--- WHAT IS BEING ASKED ---
Search the entries below. Return every line that has "name" in it.
---
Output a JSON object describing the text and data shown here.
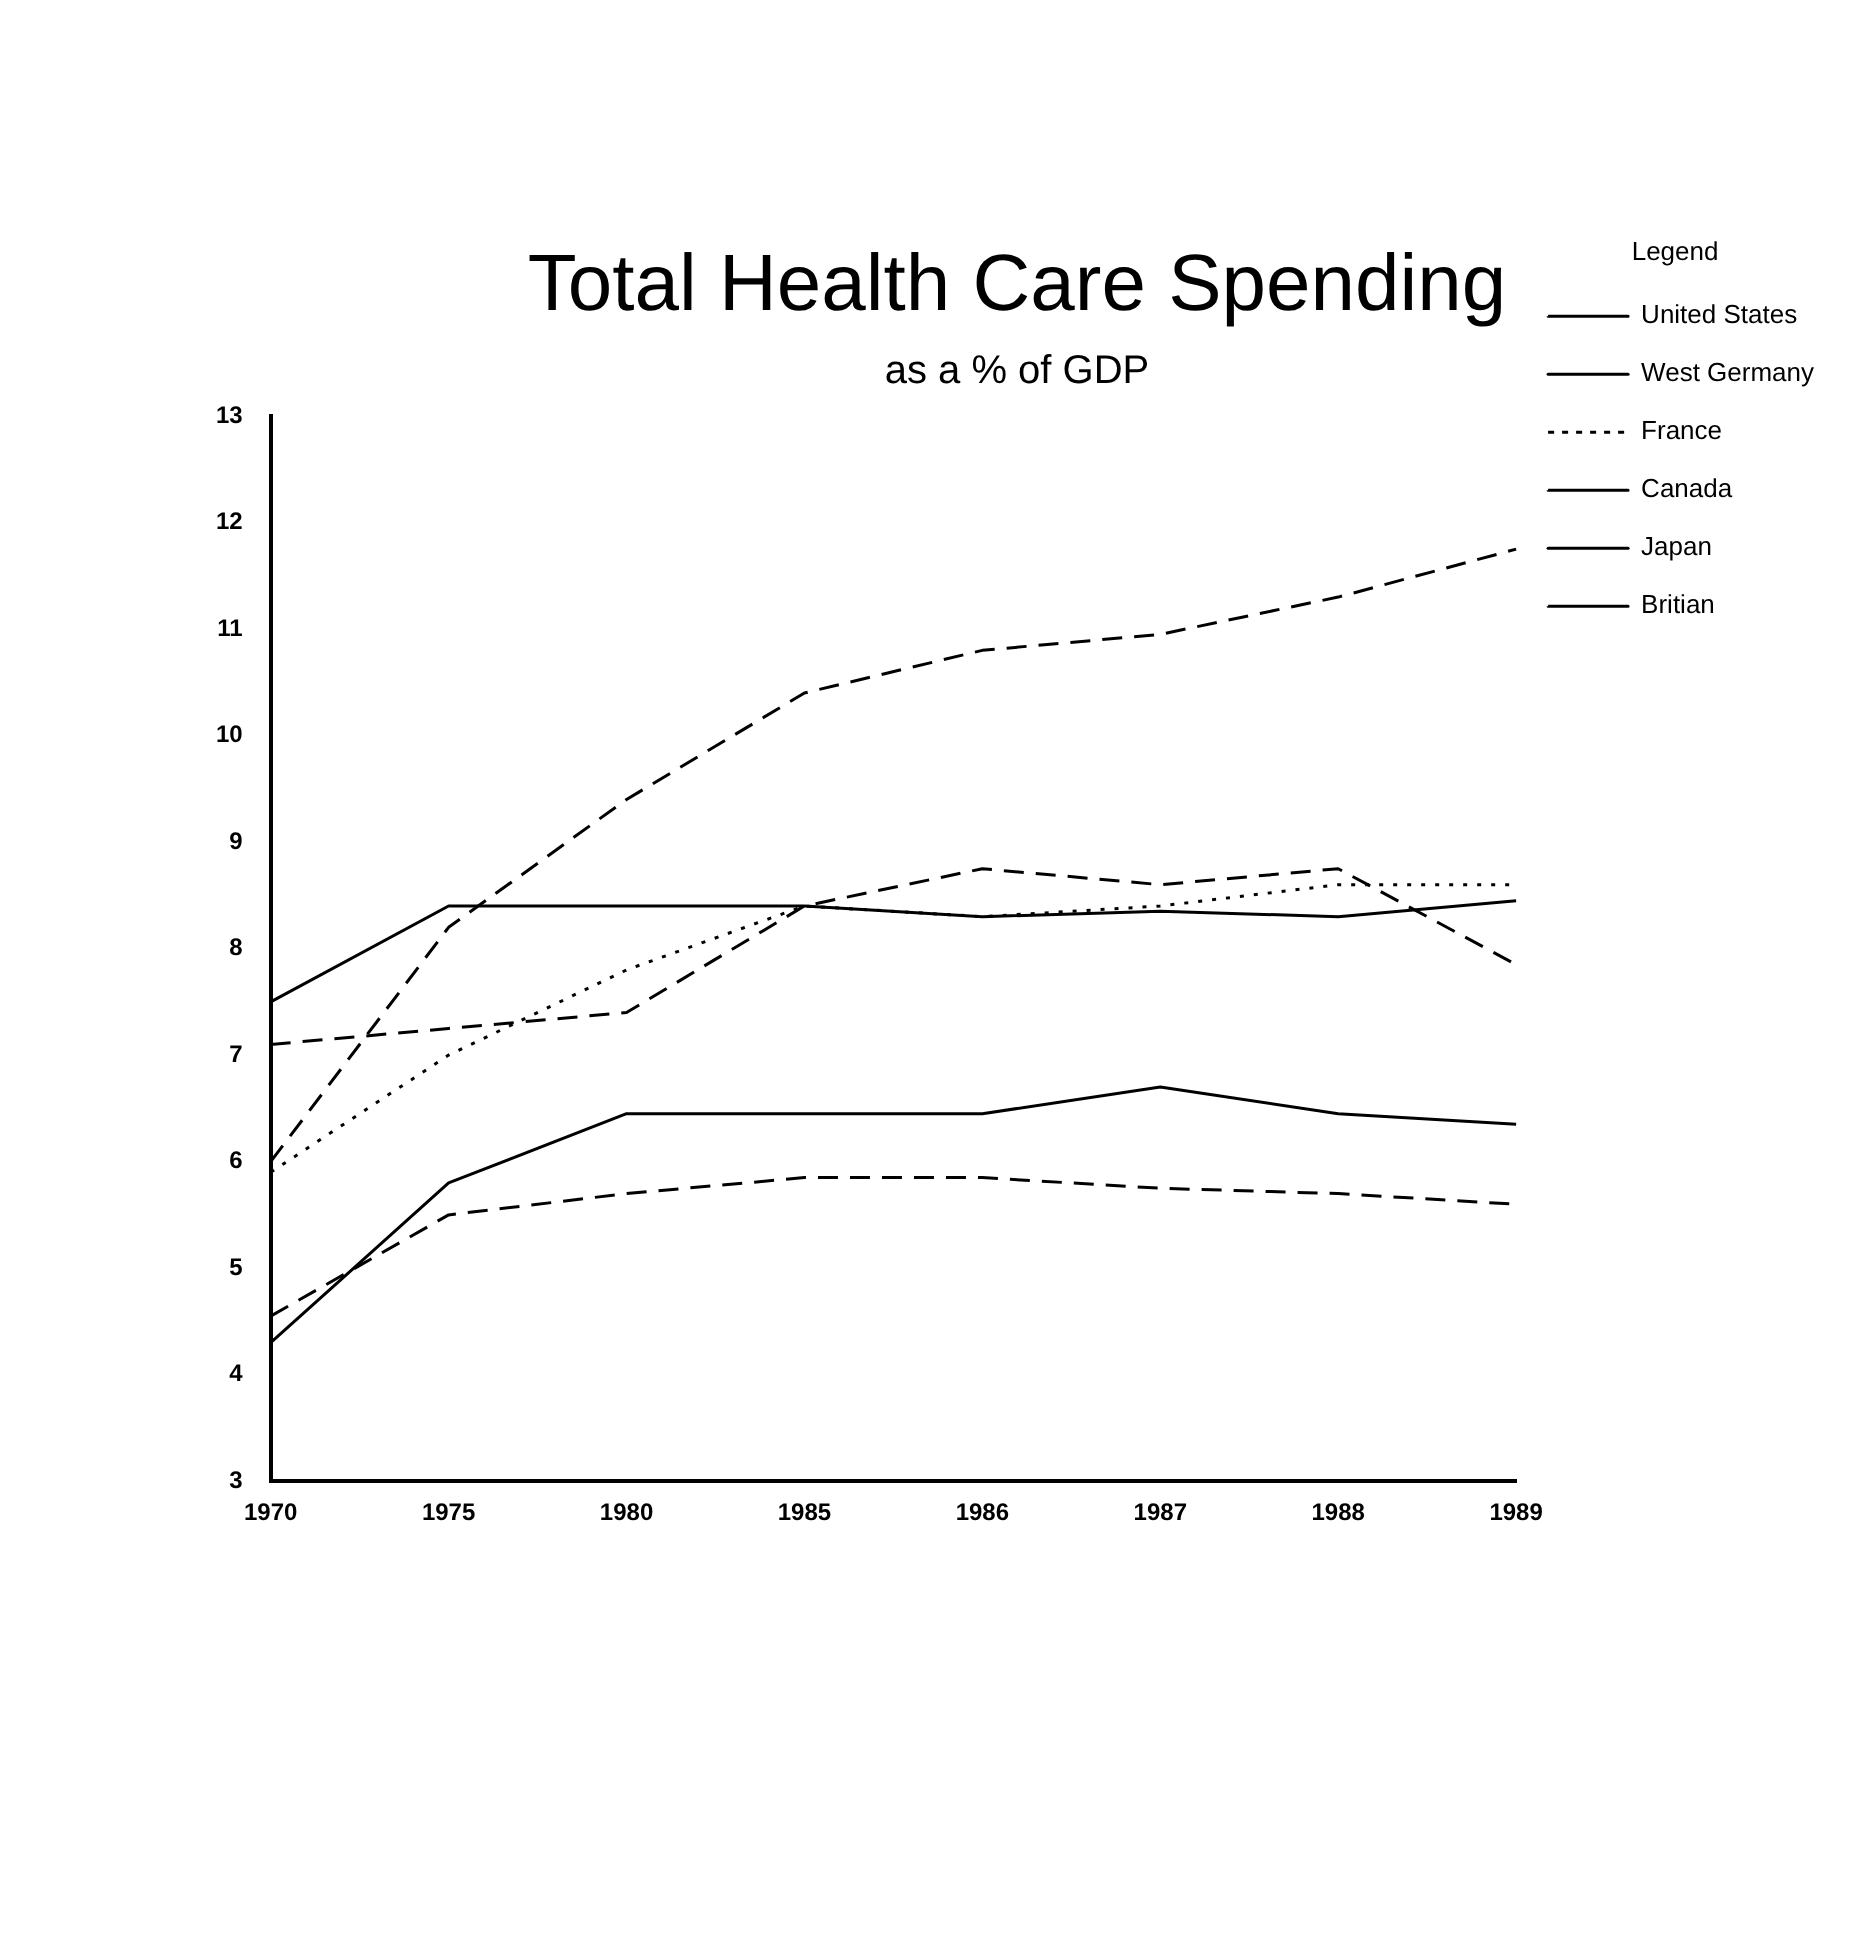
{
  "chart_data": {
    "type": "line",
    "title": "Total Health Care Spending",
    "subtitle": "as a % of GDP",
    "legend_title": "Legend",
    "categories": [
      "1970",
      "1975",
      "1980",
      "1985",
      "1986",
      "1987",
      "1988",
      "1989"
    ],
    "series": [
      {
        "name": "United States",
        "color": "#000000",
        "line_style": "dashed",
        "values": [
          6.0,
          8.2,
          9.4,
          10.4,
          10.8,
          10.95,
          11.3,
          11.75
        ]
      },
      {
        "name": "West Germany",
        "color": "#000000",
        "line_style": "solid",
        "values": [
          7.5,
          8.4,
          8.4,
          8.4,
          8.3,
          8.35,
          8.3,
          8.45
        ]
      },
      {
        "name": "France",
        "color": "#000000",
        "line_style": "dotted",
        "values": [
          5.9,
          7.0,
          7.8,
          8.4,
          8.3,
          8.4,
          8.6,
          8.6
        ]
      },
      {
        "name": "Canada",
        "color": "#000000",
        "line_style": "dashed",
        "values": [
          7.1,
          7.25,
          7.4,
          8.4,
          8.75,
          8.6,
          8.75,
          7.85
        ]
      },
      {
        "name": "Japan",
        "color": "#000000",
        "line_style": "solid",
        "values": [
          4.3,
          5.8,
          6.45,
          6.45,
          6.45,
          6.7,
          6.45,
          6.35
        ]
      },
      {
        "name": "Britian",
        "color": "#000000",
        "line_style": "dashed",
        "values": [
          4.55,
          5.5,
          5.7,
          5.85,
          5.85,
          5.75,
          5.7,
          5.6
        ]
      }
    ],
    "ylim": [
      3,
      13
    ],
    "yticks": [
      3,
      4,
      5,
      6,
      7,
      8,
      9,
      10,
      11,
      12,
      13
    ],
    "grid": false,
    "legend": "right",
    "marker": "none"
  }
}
---
--- RESPONSE ---
        "name": "United States",
        "name": "West Germany",
        "name": "France",
        "name": "Canada",
        "name": "Japan",
        "name": "Britian",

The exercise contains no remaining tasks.